-- Start of ENTRIES SHOWN --
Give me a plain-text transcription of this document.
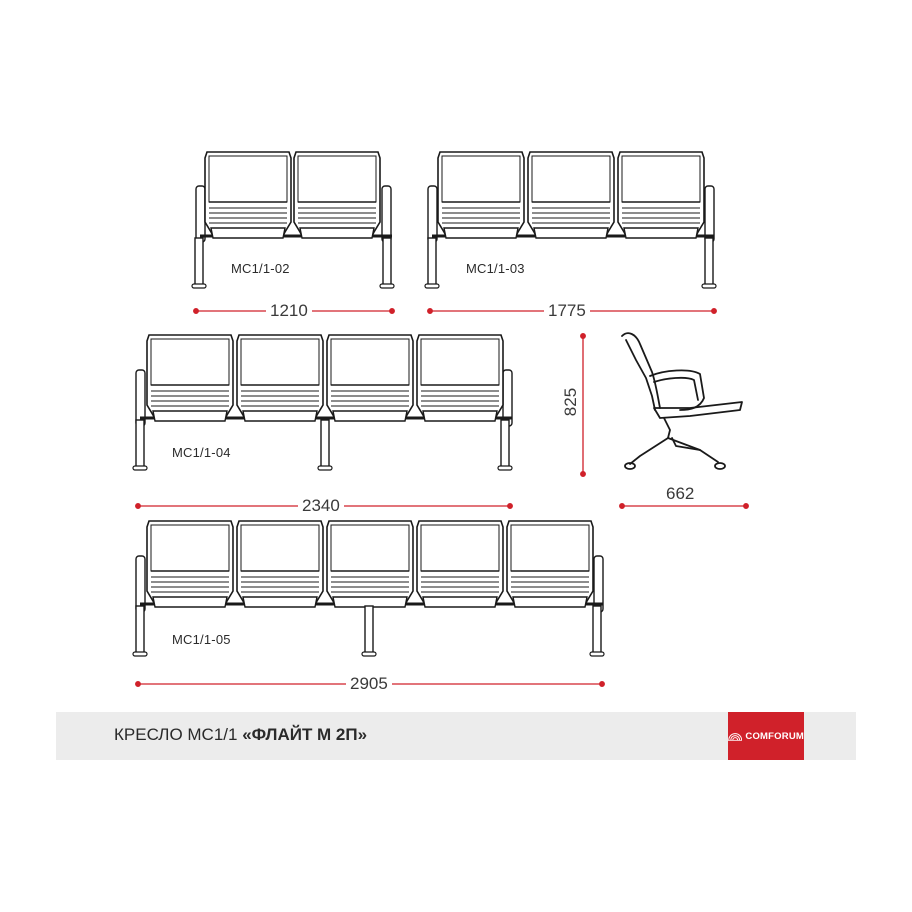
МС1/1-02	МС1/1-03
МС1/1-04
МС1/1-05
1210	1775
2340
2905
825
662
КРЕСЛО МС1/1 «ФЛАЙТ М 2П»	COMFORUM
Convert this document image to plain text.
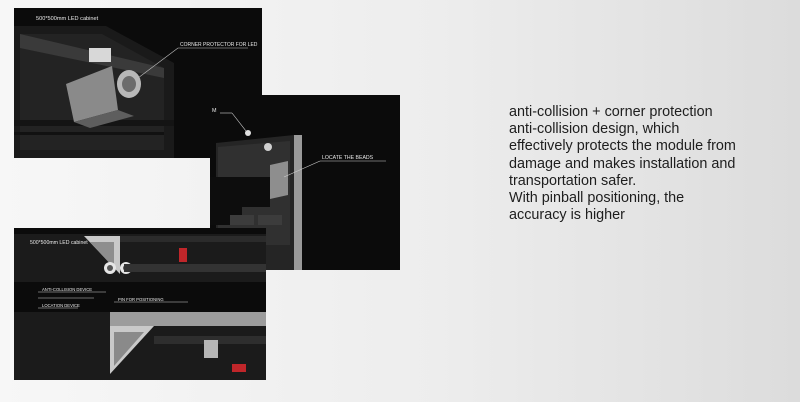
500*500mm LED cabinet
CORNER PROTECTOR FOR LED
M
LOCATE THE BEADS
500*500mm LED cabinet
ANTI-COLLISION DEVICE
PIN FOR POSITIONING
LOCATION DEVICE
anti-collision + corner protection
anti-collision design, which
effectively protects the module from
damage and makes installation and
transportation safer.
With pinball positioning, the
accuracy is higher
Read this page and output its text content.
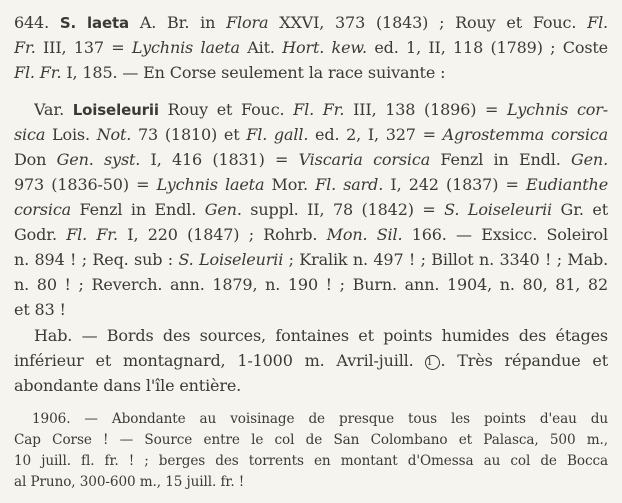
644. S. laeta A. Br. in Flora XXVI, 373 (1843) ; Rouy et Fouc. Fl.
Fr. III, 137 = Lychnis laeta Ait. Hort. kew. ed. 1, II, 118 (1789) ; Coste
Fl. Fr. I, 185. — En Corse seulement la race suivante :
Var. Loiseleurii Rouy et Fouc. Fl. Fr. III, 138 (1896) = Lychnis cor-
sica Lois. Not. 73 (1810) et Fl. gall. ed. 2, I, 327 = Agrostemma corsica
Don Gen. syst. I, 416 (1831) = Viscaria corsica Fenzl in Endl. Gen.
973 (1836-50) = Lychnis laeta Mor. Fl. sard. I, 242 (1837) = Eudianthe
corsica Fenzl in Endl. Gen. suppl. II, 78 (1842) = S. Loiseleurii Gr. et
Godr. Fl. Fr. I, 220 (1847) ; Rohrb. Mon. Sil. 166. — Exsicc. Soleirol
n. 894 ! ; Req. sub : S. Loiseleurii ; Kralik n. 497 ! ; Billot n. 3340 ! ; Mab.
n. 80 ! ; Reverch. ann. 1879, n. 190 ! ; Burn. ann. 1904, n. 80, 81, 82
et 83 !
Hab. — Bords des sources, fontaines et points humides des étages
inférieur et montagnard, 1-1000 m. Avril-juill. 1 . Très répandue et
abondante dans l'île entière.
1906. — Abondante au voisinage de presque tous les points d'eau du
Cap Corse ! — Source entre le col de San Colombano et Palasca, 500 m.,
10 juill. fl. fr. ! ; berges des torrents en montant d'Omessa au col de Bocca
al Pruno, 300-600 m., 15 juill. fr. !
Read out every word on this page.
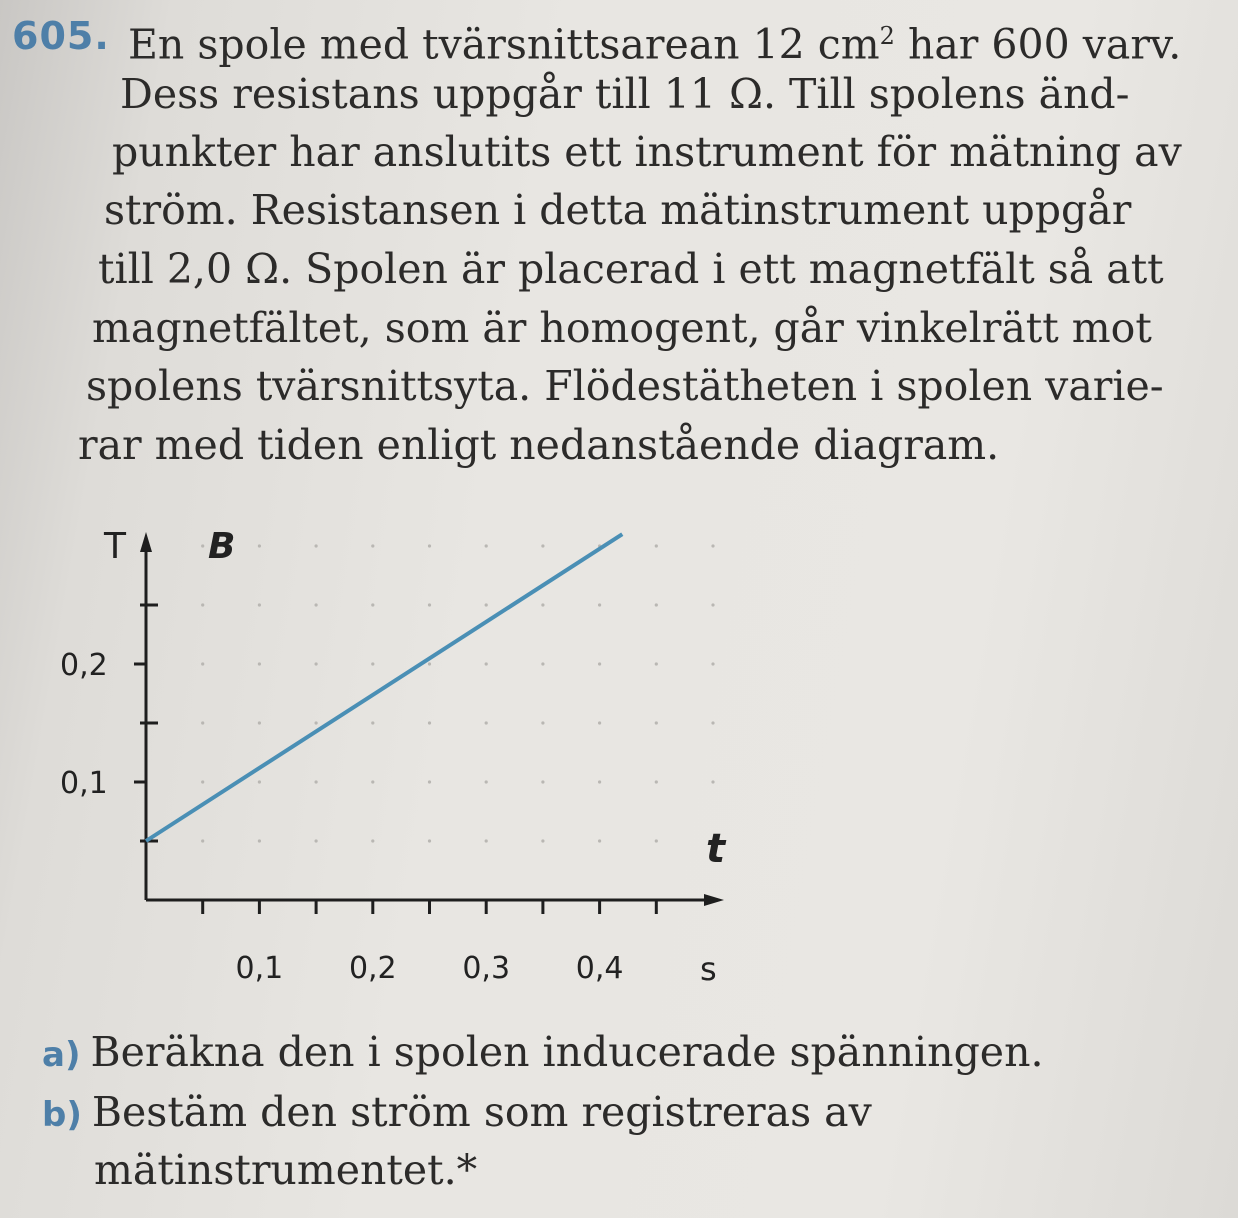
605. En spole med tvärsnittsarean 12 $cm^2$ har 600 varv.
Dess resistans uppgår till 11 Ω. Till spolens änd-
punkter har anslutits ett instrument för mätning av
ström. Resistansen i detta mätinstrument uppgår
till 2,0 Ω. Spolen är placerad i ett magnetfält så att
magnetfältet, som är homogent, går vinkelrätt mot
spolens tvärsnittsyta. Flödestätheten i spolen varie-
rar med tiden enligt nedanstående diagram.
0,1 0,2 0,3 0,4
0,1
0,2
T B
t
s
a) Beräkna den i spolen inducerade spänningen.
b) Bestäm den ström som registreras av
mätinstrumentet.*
-- End of ENTRIES SHOWN --
-- Start of ENTRIES SHOWN --
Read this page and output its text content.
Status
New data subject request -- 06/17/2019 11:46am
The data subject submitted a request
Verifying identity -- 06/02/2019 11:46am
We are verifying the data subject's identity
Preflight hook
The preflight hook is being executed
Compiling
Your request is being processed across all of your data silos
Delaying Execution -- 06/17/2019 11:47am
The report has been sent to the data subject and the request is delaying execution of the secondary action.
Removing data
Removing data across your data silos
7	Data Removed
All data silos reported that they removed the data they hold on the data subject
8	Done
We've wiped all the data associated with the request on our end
-- End of ENTRIES SHOWN --
-- Start of ENTRIES SHOWN --
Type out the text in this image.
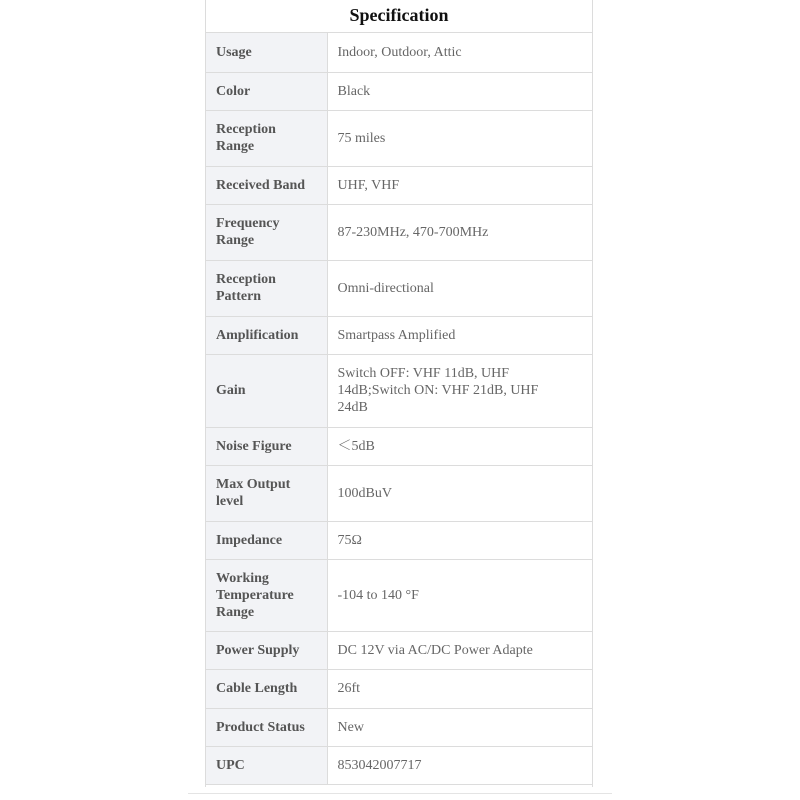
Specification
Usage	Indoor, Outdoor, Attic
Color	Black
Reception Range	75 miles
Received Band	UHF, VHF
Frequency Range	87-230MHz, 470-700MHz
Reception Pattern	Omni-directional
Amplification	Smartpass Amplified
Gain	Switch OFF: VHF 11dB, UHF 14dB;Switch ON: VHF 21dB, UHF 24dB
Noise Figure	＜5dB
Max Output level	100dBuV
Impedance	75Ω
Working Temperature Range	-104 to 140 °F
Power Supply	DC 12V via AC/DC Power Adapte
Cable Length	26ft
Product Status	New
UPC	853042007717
-- End of ENTRIES SHOWN --
▸ PROBLEM TO SOLVE: Which lines hold the word "image"? Copy each of them from the records.

▸ RESULT OF THE EXERCISE:
Convert this document image to plain text.
Type out the text in this image.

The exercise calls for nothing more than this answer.